## [Stored records]
----
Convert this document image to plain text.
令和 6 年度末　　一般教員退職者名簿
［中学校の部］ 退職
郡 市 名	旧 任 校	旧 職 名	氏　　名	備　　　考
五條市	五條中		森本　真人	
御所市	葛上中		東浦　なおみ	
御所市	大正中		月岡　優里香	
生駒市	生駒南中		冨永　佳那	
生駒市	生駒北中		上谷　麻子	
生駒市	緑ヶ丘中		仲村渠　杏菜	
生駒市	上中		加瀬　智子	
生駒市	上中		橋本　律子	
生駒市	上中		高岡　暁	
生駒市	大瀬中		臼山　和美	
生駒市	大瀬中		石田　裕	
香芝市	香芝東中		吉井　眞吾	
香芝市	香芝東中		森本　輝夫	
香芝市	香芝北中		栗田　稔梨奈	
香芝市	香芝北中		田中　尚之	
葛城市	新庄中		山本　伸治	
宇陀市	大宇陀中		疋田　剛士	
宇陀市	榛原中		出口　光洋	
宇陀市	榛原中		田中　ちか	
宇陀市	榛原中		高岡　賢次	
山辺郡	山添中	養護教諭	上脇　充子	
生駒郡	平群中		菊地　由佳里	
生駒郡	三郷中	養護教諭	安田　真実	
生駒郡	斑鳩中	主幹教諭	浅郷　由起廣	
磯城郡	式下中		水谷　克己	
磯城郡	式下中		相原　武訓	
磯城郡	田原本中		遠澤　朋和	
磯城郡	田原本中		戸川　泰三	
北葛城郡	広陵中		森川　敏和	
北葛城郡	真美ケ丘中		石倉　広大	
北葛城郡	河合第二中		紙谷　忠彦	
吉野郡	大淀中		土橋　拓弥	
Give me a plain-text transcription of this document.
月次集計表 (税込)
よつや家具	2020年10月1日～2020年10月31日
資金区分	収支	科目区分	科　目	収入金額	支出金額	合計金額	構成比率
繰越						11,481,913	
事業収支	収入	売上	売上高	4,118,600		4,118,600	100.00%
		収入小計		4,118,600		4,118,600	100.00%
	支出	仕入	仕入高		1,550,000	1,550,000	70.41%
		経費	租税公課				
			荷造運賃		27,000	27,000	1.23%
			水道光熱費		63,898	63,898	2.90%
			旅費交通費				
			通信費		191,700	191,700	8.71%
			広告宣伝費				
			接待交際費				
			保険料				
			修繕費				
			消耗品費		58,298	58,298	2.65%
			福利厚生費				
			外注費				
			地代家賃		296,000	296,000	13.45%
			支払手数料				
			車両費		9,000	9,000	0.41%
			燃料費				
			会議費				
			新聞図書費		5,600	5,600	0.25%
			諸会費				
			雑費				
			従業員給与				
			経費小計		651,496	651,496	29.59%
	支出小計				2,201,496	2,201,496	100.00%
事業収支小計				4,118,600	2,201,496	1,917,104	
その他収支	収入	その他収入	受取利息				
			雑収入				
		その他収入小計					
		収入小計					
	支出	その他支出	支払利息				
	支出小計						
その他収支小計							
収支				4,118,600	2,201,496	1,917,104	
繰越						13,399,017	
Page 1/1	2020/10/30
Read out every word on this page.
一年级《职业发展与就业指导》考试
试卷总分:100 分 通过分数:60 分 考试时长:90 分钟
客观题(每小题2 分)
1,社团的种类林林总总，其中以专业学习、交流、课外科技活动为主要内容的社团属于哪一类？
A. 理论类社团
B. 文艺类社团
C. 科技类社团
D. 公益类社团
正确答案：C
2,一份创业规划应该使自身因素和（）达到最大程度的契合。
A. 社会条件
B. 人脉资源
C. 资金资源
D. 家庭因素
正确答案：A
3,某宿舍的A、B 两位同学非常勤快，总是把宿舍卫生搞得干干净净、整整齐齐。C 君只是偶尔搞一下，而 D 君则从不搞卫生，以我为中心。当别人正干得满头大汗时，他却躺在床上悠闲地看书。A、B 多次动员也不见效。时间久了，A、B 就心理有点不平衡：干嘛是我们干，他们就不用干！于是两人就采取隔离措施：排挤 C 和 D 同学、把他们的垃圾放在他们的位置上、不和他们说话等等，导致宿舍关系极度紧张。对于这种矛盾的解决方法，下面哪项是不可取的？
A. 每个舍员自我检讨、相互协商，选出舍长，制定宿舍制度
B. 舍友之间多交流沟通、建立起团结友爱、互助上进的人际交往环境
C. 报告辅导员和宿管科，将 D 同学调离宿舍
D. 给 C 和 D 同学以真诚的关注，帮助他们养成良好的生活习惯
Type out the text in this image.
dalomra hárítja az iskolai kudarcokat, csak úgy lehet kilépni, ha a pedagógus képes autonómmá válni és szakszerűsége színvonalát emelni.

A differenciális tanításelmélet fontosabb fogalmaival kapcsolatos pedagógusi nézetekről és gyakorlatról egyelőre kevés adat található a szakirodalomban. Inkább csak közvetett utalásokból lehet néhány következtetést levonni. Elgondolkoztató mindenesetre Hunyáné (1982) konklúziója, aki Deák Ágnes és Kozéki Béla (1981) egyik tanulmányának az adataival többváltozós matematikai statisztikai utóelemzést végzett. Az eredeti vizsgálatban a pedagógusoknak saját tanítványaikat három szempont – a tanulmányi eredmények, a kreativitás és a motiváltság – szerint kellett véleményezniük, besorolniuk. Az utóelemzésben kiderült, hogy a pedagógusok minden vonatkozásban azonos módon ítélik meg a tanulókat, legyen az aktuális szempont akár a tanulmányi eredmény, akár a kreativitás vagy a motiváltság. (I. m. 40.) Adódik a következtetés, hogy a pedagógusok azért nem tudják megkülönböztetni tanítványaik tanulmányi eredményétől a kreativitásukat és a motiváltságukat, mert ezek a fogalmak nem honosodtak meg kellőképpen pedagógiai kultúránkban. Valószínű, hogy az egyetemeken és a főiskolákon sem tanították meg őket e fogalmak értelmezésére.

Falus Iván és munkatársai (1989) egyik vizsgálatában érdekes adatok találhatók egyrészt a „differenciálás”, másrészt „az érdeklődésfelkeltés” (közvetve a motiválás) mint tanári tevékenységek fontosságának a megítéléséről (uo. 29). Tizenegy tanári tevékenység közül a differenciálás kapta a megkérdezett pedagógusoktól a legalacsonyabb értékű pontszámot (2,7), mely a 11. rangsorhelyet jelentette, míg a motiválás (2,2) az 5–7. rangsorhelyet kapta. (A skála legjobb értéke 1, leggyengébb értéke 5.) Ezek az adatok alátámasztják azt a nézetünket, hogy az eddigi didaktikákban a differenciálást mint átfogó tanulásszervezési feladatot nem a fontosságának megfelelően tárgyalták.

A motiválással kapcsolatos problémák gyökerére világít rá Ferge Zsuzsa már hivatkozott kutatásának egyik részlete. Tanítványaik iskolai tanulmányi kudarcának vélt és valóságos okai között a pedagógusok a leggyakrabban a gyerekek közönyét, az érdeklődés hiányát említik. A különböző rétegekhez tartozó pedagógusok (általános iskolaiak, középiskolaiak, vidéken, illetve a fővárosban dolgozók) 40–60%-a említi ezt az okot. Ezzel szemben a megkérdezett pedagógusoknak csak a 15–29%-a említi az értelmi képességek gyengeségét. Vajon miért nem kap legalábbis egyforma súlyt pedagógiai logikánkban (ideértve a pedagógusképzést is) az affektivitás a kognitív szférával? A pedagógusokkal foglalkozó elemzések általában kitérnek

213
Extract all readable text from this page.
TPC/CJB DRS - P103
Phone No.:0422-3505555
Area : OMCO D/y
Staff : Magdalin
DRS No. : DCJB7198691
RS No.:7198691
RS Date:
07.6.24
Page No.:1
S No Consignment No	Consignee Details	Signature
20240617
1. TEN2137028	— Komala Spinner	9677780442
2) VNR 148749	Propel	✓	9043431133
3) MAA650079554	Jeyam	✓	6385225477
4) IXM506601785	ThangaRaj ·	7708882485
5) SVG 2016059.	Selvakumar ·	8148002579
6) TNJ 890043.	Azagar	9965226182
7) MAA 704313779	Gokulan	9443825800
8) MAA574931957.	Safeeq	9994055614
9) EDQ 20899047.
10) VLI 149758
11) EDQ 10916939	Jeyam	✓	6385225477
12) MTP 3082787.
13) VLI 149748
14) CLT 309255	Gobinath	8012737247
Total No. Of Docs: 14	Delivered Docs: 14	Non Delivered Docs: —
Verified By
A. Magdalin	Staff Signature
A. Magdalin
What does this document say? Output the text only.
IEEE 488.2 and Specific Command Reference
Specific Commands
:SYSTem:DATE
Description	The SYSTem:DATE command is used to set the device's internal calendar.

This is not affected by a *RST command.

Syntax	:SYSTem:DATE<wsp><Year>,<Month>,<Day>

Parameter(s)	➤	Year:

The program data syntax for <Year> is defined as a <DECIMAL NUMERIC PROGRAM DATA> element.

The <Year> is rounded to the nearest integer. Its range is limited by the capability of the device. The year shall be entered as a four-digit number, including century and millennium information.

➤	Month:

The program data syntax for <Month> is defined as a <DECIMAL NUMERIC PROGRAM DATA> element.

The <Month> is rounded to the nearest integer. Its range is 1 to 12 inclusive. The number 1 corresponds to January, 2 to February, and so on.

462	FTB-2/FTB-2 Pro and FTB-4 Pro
----
## [What you need to do]
Copy exactly the lines above, from the one containing "What does this" through the very last line.

## [Solution to this exercise]
What does this document say? Output the text only.
IEEE 488.2 and Specific Command Reference
Specific Commands
:SYSTem:DATE
Description	The SYSTem:DATE command is used to set the device's internal calendar.

This is not affected by a *RST command.

Syntax	:SYSTem:DATE<wsp><Year>,<Month>,<Day>

Parameter(s)	➤	Year:

The program data syntax for <Year> is defined as a <DECIMAL NUMERIC PROGRAM DATA> element.

The <Year> is rounded to the nearest integer. Its range is limited by the capability of the device. The year shall be entered as a four-digit number, including century and millennium information.

➤	Month:

The program data syntax for <Month> is defined as a <DECIMAL NUMERIC PROGRAM DATA> element.

The <Month> is rounded to the nearest integer. Its range is 1 to 12 inclusive. The number 1 corresponds to January, 2 to February, and so on.

462	FTB-2/FTB-2 Pro and FTB-4 Pro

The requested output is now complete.